### Dataset rows
######

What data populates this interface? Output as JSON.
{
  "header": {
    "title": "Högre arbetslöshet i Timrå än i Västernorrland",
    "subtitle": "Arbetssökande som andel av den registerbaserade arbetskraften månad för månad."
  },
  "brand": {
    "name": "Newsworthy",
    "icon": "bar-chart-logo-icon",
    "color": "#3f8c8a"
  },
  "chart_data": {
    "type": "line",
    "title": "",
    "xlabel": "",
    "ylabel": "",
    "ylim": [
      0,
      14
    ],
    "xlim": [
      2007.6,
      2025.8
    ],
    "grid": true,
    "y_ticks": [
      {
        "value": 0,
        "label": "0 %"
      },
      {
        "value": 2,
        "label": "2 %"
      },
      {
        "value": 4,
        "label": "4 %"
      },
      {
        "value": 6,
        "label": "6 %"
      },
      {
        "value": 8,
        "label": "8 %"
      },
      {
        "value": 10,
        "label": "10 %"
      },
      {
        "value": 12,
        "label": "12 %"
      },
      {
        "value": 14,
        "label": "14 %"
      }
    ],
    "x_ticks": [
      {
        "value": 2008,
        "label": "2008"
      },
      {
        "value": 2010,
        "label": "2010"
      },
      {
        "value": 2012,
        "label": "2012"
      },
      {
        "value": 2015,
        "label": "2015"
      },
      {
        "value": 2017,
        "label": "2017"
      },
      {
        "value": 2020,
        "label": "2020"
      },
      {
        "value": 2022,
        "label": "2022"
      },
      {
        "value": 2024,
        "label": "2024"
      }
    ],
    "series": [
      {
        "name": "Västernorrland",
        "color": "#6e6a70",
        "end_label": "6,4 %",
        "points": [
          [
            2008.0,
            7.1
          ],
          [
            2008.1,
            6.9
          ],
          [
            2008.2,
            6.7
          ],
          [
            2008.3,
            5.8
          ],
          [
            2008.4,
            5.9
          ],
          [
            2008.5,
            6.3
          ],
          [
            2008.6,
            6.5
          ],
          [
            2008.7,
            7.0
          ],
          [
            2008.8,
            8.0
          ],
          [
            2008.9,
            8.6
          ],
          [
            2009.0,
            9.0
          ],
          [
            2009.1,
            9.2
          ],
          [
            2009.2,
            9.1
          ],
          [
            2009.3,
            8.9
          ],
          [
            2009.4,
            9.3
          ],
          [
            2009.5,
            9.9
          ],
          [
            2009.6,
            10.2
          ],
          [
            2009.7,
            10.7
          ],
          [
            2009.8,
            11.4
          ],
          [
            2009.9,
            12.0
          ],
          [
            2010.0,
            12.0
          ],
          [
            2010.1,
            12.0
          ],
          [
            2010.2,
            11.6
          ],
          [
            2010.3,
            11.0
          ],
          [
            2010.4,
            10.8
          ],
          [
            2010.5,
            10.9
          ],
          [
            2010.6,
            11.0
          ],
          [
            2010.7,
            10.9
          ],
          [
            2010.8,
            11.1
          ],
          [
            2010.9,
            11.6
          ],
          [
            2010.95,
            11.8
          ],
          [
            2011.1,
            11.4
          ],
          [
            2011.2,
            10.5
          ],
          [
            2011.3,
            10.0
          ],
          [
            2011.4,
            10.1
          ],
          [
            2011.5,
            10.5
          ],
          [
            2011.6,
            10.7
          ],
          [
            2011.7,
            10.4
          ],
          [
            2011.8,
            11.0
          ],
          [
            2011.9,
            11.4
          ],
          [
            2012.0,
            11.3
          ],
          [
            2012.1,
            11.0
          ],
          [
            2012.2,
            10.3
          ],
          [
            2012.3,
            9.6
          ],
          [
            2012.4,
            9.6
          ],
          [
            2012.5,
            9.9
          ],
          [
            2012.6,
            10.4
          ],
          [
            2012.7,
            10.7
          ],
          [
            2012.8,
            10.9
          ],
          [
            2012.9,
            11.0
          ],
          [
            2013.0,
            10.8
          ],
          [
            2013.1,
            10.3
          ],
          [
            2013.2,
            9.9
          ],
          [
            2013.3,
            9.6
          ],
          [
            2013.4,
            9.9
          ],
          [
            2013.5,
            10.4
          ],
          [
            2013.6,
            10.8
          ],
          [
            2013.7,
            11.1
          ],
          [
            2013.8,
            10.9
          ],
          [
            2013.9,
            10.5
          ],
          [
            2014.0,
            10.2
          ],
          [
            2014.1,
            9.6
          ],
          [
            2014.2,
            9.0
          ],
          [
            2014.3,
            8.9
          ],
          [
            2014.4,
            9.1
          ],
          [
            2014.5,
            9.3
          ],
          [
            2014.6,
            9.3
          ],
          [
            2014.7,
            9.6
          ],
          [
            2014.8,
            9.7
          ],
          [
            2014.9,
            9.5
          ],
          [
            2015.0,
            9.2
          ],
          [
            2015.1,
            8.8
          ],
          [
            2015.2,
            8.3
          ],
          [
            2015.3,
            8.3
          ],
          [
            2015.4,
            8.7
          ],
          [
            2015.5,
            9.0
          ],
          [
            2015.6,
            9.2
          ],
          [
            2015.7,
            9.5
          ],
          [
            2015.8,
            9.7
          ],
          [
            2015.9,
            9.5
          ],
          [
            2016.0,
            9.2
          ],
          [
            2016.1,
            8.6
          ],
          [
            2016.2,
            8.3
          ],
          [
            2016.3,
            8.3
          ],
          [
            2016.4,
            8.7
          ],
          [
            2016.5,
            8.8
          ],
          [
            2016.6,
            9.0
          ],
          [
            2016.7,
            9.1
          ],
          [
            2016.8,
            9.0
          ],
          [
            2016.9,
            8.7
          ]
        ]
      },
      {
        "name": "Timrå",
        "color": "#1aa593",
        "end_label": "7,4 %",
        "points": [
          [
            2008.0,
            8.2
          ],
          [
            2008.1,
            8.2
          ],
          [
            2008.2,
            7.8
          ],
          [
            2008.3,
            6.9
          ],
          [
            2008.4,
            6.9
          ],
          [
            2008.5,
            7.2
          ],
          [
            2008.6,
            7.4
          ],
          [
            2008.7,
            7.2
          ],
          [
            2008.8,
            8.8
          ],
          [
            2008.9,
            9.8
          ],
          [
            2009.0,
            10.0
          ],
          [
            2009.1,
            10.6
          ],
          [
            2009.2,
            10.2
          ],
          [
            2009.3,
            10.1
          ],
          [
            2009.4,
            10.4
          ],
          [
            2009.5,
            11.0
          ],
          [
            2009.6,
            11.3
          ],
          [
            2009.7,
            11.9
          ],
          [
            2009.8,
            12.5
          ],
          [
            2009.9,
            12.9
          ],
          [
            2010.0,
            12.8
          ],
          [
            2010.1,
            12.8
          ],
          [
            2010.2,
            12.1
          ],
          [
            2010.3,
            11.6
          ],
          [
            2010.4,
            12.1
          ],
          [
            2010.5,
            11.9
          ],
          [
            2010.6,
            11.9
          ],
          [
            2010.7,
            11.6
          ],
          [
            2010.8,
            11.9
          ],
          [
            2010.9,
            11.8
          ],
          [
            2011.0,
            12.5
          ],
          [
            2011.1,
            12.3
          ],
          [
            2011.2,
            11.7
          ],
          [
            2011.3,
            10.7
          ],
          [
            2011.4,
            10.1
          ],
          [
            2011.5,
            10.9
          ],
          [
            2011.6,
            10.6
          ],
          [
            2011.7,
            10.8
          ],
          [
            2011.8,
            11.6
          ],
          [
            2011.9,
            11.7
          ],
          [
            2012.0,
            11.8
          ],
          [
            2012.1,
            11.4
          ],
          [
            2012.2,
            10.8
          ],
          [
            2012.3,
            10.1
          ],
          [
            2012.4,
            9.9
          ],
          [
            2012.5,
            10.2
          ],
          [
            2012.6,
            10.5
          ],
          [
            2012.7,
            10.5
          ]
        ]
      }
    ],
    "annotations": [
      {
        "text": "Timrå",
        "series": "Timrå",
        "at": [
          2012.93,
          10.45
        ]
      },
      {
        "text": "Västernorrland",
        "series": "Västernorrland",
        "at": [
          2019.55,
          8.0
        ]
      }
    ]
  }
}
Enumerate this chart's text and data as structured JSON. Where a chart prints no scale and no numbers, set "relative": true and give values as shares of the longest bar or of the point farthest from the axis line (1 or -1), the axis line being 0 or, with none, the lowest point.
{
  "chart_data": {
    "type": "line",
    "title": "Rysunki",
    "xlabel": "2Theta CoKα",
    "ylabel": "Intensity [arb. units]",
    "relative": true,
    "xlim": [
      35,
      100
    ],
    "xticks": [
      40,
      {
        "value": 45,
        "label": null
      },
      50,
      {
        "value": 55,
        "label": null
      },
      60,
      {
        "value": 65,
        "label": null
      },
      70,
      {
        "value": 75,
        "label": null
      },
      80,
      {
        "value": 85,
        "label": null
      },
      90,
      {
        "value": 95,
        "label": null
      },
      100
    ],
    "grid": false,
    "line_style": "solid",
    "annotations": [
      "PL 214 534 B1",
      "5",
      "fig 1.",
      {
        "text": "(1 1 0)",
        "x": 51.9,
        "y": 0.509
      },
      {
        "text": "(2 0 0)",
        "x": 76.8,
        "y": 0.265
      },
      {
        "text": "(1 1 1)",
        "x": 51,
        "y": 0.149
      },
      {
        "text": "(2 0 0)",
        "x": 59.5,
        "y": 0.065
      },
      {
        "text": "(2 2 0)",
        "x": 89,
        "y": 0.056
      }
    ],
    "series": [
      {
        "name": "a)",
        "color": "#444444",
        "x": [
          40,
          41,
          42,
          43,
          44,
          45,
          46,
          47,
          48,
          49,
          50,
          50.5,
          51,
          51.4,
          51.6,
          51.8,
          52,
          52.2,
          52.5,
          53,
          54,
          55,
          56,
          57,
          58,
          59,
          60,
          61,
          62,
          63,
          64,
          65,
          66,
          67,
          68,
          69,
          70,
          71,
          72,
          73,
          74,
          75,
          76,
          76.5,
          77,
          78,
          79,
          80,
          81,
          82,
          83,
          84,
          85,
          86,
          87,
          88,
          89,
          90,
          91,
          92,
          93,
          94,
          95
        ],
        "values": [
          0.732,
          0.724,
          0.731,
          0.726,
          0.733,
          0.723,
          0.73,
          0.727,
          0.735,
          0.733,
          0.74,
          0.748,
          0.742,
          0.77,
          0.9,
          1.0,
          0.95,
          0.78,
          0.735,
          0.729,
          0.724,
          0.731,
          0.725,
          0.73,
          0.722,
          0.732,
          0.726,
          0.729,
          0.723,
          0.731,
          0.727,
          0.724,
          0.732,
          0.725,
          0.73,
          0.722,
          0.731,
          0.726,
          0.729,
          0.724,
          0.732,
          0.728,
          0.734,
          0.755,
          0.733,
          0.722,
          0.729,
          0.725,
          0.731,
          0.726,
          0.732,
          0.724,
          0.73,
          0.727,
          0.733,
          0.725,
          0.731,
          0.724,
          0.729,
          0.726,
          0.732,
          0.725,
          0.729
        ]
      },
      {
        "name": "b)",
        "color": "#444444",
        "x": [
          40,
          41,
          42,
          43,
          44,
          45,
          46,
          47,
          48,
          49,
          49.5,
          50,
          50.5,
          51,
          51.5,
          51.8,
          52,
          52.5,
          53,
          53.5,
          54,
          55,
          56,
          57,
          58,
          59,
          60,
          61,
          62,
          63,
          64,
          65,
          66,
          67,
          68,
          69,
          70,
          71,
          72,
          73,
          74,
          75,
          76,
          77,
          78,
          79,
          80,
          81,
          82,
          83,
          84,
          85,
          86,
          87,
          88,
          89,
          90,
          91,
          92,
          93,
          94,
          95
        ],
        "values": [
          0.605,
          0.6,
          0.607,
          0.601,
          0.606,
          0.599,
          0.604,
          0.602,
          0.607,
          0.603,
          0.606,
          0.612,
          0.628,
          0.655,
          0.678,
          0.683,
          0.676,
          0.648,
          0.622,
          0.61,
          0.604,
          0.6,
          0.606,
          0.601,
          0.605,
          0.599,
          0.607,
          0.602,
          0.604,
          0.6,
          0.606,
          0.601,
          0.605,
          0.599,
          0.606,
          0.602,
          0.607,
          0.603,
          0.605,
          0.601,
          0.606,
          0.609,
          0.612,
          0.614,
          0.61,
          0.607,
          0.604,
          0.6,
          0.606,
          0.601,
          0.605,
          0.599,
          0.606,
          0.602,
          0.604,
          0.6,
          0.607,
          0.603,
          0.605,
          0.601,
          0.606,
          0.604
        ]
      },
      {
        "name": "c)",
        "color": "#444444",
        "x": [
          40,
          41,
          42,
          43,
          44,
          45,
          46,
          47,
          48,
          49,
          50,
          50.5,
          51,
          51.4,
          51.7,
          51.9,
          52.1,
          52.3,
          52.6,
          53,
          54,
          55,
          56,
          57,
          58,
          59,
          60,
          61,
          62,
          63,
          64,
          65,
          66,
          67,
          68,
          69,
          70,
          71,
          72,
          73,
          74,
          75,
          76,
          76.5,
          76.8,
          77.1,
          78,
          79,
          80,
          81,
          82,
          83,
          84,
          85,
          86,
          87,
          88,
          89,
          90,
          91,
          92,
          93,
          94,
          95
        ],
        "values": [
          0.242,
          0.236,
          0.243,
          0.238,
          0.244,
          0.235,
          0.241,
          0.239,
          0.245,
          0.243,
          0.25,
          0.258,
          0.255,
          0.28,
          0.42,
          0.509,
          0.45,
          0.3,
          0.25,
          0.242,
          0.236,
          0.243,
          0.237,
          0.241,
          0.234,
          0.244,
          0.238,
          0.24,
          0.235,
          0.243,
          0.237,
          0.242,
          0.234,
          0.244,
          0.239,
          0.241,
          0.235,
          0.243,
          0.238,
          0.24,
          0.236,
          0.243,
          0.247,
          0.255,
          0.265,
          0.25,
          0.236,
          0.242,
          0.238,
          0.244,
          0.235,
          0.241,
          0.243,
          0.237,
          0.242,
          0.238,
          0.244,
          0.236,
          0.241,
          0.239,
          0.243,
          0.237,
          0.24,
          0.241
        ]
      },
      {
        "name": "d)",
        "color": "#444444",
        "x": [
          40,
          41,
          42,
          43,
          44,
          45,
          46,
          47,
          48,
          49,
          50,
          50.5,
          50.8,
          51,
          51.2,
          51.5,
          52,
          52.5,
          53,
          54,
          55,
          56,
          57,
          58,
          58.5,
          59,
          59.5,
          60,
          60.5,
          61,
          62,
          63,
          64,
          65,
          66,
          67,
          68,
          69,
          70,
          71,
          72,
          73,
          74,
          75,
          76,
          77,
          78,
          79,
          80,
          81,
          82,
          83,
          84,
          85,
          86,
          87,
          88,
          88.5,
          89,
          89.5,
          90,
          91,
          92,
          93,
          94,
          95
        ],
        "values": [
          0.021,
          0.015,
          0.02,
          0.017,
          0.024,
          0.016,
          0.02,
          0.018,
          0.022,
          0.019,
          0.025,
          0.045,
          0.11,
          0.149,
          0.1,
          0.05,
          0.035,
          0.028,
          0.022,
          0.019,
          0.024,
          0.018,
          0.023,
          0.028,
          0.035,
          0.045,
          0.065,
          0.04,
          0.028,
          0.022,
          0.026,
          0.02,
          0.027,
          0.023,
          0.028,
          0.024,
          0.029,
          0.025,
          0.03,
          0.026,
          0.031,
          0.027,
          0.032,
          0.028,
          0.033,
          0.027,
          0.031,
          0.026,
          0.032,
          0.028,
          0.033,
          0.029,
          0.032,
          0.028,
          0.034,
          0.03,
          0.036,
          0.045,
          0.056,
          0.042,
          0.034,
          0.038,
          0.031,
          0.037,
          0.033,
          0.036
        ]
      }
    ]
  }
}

######

### Objective
Select every line of the material above holding the word "this" and copy it.

### Full response
What data populates this interface? Output as JSON.
Enumerate this chart's text and data as structured JSON. Where a chart prints no scale and no numbers, set "relative": true and give values as shares of the longest bar or of the point farthest from the axis line (1 or -1), the axis line being 0 or, with none, the lowest point.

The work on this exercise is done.